* BEGIN *
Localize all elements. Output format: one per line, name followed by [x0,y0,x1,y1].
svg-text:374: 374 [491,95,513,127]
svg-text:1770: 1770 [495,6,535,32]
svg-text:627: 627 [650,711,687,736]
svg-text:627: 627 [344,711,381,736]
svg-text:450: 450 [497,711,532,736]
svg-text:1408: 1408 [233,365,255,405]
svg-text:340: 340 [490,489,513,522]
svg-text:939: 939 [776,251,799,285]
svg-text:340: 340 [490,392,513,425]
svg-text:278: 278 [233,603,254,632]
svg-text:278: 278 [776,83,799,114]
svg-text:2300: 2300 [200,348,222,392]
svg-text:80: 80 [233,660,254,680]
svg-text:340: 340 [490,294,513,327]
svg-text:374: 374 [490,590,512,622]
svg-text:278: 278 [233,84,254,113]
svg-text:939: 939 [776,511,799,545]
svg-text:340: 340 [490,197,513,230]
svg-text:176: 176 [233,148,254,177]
* END *
What the task asks: Render the rows above as a Markdown table with two columns, "n" for the row number and "Line" for the line itself, leaving out any blank lines.

Answer below:
| n | Line |
|---|---|
| 1 | Localize all elements. Output format: one per line, name followed by [x0,y0,x1,y1]. |
| 2 | svg-text:374: 374 [491,95,513,127] |
| 3 | svg-text:1770: 1770 [495,6,535,32] |
| 4 | svg-text:627: 627 [650,711,687,736] |
| 5 | svg-text:627: 627 [344,711,381,736] |
| 6 | svg-text:450: 450 [497,711,532,736] |
| 7 | svg-text:1408: 1408 [233,365,255,405] |
| 8 | svg-text:340: 340 [490,489,513,522] |
| 9 | svg-text:939: 939 [776,251,799,285] |
| 10 | svg-text:340: 340 [490,392,513,425] |
| 11 | svg-text:278: 278 [233,603,254,632] |
| 12 | svg-text:278: 278 [776,83,799,114] |
| 13 | svg-text:2300: 2300 [200,348,222,392] |
| 14 | svg-text:80: 80 [233,660,254,680] |
| 15 | svg-text:340: 340 [490,294,513,327] |
| 16 | svg-text:374: 374 [490,590,512,622] |
| 17 | svg-text:278: 278 [233,84,254,113] |
| 18 | svg-text:939: 939 [776,511,799,545] |
| 19 | svg-text:340: 340 [490,197,513,230] |
| 20 | svg-text:176: 176 [233,148,254,177] |